## [Directive]
Would you quote the material below in full and unchanged?

## [Records for the task]
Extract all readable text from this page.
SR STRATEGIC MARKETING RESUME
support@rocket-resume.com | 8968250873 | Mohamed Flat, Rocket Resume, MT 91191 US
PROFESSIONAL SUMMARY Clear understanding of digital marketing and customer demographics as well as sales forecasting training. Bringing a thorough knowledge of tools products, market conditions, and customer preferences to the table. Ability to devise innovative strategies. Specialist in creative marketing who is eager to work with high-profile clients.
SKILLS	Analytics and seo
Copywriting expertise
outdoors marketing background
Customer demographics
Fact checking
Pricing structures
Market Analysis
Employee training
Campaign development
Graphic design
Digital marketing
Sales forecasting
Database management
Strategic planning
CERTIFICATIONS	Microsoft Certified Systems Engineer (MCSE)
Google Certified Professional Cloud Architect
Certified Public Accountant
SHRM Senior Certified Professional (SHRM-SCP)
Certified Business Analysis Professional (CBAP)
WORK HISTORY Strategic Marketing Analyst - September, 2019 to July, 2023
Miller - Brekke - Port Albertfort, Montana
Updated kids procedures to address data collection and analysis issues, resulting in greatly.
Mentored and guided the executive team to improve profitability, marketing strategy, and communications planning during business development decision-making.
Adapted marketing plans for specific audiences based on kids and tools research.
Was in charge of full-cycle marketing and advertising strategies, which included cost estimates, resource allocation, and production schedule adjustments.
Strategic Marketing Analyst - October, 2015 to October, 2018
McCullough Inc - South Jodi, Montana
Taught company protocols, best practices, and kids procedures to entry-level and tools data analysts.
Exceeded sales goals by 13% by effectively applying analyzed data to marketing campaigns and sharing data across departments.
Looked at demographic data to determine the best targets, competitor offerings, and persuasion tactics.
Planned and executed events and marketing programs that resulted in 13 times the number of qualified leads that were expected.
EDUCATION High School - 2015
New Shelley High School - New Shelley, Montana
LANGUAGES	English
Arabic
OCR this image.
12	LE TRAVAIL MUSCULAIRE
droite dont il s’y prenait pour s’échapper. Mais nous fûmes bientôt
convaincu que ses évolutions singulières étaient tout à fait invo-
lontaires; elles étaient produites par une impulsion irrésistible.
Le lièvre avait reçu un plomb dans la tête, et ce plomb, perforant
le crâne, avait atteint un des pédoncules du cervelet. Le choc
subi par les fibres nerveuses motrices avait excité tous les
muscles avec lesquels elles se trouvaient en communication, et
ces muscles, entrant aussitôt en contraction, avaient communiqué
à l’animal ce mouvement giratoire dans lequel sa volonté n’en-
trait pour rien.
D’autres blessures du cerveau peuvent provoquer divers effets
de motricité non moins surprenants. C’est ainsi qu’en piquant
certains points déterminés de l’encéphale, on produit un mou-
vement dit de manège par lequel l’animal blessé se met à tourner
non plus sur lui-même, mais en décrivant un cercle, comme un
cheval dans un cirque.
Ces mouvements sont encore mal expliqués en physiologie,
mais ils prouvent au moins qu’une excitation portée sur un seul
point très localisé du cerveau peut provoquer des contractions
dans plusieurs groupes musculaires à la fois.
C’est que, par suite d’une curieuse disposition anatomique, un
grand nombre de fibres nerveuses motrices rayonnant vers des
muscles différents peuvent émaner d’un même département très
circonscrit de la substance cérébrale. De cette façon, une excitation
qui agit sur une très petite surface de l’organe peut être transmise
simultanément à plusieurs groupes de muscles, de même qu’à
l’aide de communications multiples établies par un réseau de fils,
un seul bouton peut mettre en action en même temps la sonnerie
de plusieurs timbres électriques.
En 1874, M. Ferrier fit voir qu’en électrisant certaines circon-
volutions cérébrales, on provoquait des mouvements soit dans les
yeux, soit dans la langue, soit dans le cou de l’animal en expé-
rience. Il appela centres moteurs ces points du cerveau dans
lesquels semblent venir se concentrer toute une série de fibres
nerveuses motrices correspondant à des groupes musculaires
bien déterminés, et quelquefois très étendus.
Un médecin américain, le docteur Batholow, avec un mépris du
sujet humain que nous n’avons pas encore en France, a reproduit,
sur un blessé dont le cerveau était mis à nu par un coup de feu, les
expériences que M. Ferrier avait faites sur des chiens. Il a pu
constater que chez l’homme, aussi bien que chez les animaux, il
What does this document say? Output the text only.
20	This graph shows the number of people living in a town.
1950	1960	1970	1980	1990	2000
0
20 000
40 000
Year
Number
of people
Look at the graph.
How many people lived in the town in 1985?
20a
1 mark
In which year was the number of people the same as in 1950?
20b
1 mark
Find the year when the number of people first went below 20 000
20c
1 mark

## [The completed task]
Extract all readable text from this page.
SR STRATEGIC MARKETING RESUME
support@rocket-resume.com | 8968250873 | Mohamed Flat, Rocket Resume, MT 91191 US
PROFESSIONAL SUMMARY Clear understanding of digital marketing and customer demographics as well as sales forecasting training. Bringing a thorough knowledge of tools products, market conditions, and customer preferences to the table. Ability to devise innovative strategies. Specialist in creative marketing who is eager to work with high-profile clients.
SKILLS	Analytics and seo
Copywriting expertise
outdoors marketing background
Customer demographics
Fact checking
Pricing structures
Market Analysis
Employee training
Campaign development
Graphic design
Digital marketing
Sales forecasting
Database management
Strategic planning
CERTIFICATIONS	Microsoft Certified Systems Engineer (MCSE)
Google Certified Professional Cloud Architect
Certified Public Accountant
SHRM Senior Certified Professional (SHRM-SCP)
Certified Business Analysis Professional (CBAP)
WORK HISTORY Strategic Marketing Analyst - September, 2019 to July, 2023
Miller - Brekke - Port Albertfort, Montana
Updated kids procedures to address data collection and analysis issues, resulting in greatly.
Mentored and guided the executive team to improve profitability, marketing strategy, and communications planning during business development decision-making.
Adapted marketing plans for specific audiences based on kids and tools research.
Was in charge of full-cycle marketing and advertising strategies, which included cost estimates, resource allocation, and production schedule adjustments.
Strategic Marketing Analyst - October, 2015 to October, 2018
McCullough Inc - South Jodi, Montana
Taught company protocols, best practices, and kids procedures to entry-level and tools data analysts.
Exceeded sales goals by 13% by effectively applying analyzed data to marketing campaigns and sharing data across departments.
Looked at demographic data to determine the best targets, competitor offerings, and persuasion tactics.
Planned and executed events and marketing programs that resulted in 13 times the number of qualified leads that were expected.
EDUCATION High School - 2015
New Shelley High School - New Shelley, Montana
LANGUAGES	English
Arabic
OCR this image.
12	LE TRAVAIL MUSCULAIRE
droite dont il s’y prenait pour s’échapper. Mais nous fûmes bientôt
convaincu que ses évolutions singulières étaient tout à fait invo-
lontaires; elles étaient produites par une impulsion irrésistible.
Le lièvre avait reçu un plomb dans la tête, et ce plomb, perforant
le crâne, avait atteint un des pédoncules du cervelet. Le choc
subi par les fibres nerveuses motrices avait excité tous les
muscles avec lesquels elles se trouvaient en communication, et
ces muscles, entrant aussitôt en contraction, avaient communiqué
à l’animal ce mouvement giratoire dans lequel sa volonté n’en-
trait pour rien.
D’autres blessures du cerveau peuvent provoquer divers effets
de motricité non moins surprenants. C’est ainsi qu’en piquant
certains points déterminés de l’encéphale, on produit un mou-
vement dit de manège par lequel l’animal blessé se met à tourner
non plus sur lui-même, mais en décrivant un cercle, comme un
cheval dans un cirque.
Ces mouvements sont encore mal expliqués en physiologie,
mais ils prouvent au moins qu’une excitation portée sur un seul
point très localisé du cerveau peut provoquer des contractions
dans plusieurs groupes musculaires à la fois.
C’est que, par suite d’une curieuse disposition anatomique, un
grand nombre de fibres nerveuses motrices rayonnant vers des
muscles différents peuvent émaner d’un même département très
circonscrit de la substance cérébrale. De cette façon, une excitation
qui agit sur une très petite surface de l’organe peut être transmise
simultanément à plusieurs groupes de muscles, de même qu’à
l’aide de communications multiples établies par un réseau de fils,
un seul bouton peut mettre en action en même temps la sonnerie
de plusieurs timbres électriques.
En 1874, M. Ferrier fit voir qu’en électrisant certaines circon-
volutions cérébrales, on provoquait des mouvements soit dans les
yeux, soit dans la langue, soit dans le cou de l’animal en expé-
rience. Il appela centres moteurs ces points du cerveau dans
lesquels semblent venir se concentrer toute une série de fibres
nerveuses motrices correspondant à des groupes musculaires
bien déterminés, et quelquefois très étendus.
Un médecin américain, le docteur Batholow, avec un mépris du
sujet humain que nous n’avons pas encore en France, a reproduit,
sur un blessé dont le cerveau était mis à nu par un coup de feu, les
expériences que M. Ferrier avait faites sur des chiens. Il a pu
constater que chez l’homme, aussi bien que chez les animaux, il
What does this document say? Output the text only.
20	This graph shows the number of people living in a town.
1950	1960	1970	1980	1990	2000
0
20 000
40 000
Year
Number
of people
Look at the graph.
How many people lived in the town in 1985?
20a
1 mark
In which year was the number of people the same as in 1950?
20b
1 mark
Find the year when the number of people first went below 20 000
20c
1 mark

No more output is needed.